GIVEN PROBLEM -
Reproduce every line from the line containing "UI element localization: list" through the line containing "candle [233,277,238,296]", including both of those lines.

EXTRACTED RECORDS -

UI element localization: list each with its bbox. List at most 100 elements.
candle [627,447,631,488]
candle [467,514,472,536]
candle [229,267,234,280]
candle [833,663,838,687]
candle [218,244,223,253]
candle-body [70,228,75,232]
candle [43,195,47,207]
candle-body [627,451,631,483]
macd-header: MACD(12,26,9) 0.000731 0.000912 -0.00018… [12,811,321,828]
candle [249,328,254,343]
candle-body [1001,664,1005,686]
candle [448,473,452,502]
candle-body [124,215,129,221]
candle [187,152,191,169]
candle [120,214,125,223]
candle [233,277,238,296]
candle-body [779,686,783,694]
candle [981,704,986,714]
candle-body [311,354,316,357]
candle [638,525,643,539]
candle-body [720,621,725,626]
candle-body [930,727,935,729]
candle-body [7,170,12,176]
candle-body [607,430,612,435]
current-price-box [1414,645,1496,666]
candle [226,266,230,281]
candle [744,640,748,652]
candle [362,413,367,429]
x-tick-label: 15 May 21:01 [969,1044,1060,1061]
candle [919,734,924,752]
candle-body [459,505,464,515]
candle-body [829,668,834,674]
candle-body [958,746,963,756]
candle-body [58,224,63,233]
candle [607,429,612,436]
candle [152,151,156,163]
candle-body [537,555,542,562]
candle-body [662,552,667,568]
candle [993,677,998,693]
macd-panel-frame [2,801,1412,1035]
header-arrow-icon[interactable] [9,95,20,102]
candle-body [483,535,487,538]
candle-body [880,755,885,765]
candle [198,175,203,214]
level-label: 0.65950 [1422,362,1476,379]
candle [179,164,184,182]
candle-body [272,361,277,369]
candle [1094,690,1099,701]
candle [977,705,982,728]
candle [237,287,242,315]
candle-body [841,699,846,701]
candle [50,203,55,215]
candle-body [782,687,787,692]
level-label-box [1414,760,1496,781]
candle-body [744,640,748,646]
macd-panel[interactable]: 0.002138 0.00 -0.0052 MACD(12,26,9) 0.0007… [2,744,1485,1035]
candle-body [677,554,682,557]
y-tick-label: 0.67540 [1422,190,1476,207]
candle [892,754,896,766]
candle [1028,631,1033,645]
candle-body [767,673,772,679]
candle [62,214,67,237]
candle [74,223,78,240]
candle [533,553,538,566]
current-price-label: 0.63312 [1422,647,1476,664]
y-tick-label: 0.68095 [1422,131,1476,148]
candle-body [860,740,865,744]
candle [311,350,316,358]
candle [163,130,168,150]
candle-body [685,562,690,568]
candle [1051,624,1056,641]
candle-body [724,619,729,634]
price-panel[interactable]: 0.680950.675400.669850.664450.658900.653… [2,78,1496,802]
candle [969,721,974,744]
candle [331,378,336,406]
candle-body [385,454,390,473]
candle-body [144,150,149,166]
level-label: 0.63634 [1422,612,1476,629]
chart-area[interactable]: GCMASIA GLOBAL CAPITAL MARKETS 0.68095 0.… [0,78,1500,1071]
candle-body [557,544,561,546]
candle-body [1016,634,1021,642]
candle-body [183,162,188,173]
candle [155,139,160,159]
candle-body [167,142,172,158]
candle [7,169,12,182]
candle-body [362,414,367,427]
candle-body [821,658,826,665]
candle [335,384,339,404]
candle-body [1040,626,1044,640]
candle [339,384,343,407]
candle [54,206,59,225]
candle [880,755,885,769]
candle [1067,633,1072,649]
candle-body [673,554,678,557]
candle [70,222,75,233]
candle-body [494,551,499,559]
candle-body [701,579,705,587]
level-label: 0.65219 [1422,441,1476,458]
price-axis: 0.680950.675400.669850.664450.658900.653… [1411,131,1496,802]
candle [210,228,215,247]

---

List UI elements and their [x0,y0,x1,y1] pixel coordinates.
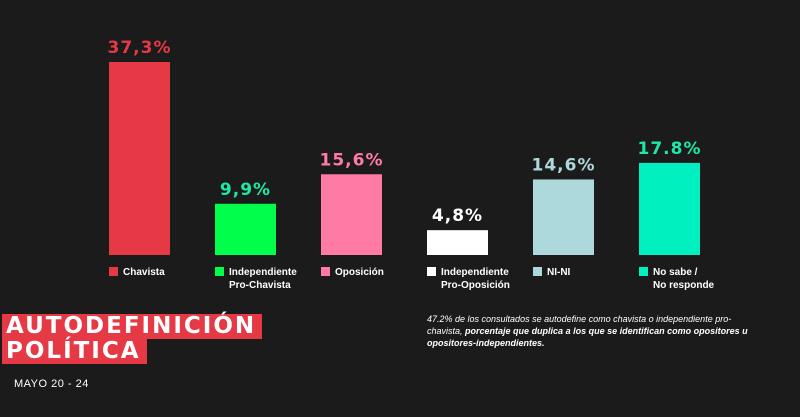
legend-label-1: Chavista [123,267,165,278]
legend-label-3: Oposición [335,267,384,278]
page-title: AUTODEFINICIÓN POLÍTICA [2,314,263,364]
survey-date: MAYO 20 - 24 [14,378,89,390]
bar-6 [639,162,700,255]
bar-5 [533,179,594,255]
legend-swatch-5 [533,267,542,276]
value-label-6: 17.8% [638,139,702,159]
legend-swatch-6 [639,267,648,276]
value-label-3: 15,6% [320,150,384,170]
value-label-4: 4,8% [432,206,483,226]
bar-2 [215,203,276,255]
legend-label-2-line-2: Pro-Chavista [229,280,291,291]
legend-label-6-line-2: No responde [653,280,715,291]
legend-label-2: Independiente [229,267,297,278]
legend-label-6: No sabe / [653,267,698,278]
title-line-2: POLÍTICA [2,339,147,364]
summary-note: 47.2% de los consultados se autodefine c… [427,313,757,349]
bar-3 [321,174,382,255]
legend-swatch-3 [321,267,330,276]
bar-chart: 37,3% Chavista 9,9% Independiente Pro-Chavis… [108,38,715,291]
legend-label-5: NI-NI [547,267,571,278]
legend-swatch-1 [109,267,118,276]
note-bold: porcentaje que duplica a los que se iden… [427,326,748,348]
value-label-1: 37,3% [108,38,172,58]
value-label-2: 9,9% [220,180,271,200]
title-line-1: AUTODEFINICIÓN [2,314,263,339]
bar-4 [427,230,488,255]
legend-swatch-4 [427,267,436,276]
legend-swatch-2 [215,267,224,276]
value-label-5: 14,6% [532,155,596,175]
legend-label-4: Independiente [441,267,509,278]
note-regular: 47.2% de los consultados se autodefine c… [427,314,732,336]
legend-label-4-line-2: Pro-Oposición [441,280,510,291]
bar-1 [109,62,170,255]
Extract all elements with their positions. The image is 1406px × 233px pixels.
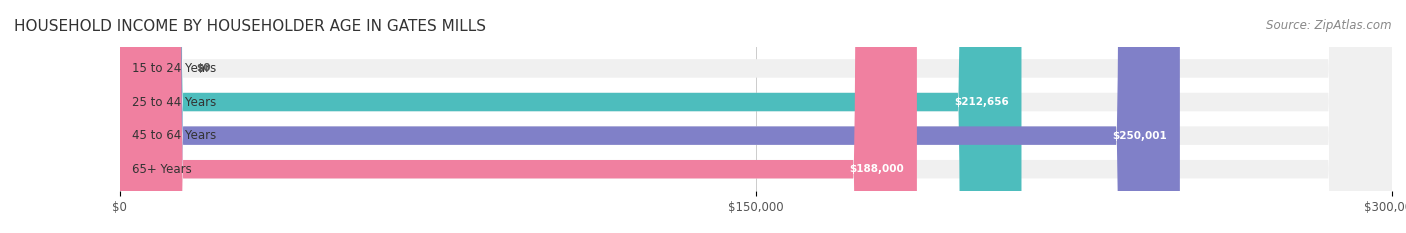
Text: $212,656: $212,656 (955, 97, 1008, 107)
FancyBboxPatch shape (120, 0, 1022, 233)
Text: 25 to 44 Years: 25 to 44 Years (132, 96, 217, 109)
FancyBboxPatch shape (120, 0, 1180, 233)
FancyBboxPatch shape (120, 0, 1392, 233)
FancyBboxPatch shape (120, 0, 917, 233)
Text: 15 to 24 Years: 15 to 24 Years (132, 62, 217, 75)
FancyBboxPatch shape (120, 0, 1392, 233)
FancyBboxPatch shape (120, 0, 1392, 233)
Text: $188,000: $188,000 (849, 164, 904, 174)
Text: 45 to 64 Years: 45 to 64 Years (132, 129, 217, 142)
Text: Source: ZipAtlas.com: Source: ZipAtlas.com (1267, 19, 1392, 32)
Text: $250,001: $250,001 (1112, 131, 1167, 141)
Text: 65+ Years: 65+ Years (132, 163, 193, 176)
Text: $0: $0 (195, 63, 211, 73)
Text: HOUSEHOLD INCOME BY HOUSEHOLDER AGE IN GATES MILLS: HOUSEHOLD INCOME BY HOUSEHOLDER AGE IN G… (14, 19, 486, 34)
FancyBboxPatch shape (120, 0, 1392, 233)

...

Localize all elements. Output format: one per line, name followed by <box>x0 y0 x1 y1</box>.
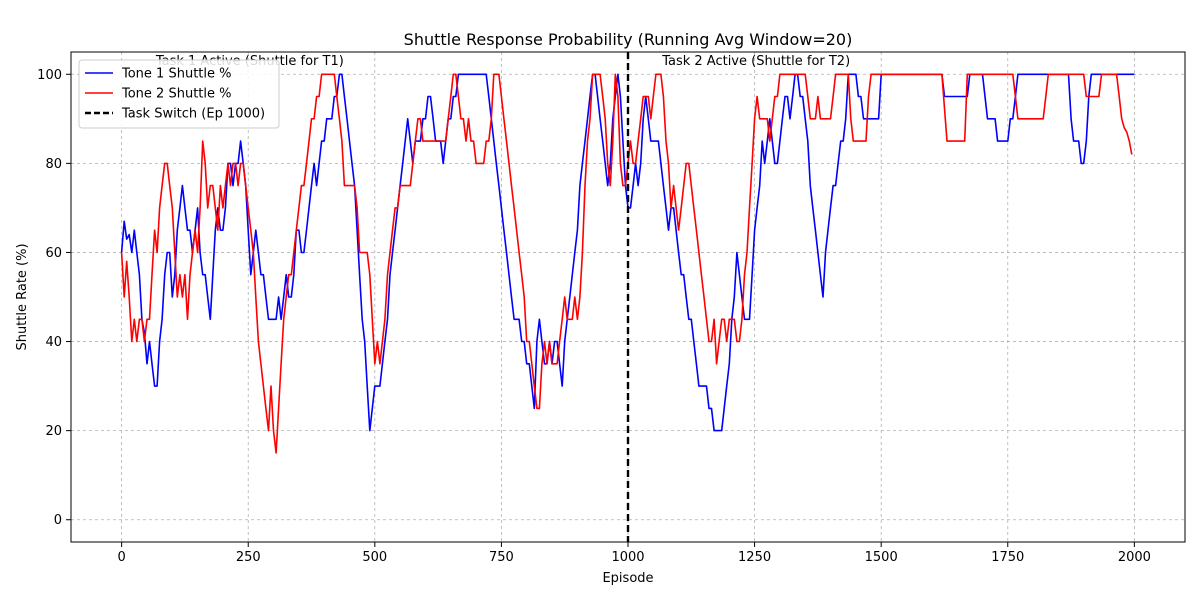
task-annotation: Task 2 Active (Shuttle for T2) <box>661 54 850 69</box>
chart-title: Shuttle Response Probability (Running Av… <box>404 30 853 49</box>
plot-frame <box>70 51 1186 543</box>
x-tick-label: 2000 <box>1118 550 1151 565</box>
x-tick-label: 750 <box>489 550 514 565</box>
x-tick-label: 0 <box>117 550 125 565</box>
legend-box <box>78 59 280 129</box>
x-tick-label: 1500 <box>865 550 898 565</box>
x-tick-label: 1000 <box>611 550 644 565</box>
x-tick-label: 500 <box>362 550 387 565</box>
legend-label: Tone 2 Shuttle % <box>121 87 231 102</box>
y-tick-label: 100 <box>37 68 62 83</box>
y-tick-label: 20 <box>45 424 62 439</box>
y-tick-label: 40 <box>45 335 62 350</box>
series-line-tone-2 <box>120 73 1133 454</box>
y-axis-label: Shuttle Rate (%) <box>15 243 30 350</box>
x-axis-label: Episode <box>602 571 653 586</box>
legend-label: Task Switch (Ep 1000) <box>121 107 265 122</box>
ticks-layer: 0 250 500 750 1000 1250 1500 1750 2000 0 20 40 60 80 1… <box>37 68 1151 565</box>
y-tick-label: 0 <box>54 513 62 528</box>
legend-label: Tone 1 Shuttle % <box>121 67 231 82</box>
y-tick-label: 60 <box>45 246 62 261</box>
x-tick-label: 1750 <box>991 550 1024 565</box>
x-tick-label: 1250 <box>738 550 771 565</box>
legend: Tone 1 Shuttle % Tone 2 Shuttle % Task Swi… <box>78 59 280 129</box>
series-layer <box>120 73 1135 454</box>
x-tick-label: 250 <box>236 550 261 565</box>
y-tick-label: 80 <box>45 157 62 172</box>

TASK RESULT -
UI element localization: list each with its bbox. List at most 100 elements.
candle [627,447,631,488]
candle [467,514,472,536]
candle [229,267,234,280]
candle [833,663,838,687]
candle [218,244,223,253]
candle-body [70,228,75,232]
candle [43,195,47,207]
candle-body [627,451,631,483]
macd-header: MACD(12,26,9) 0.000731 0.000912 -0.00018… [12,811,321,828]
candle [249,328,254,343]
candle-body [1001,664,1005,686]
candle [448,473,452,502]
candle-body [124,215,129,221]
candle [187,152,191,169]
candle [120,214,125,223]
candle [233,277,238,296]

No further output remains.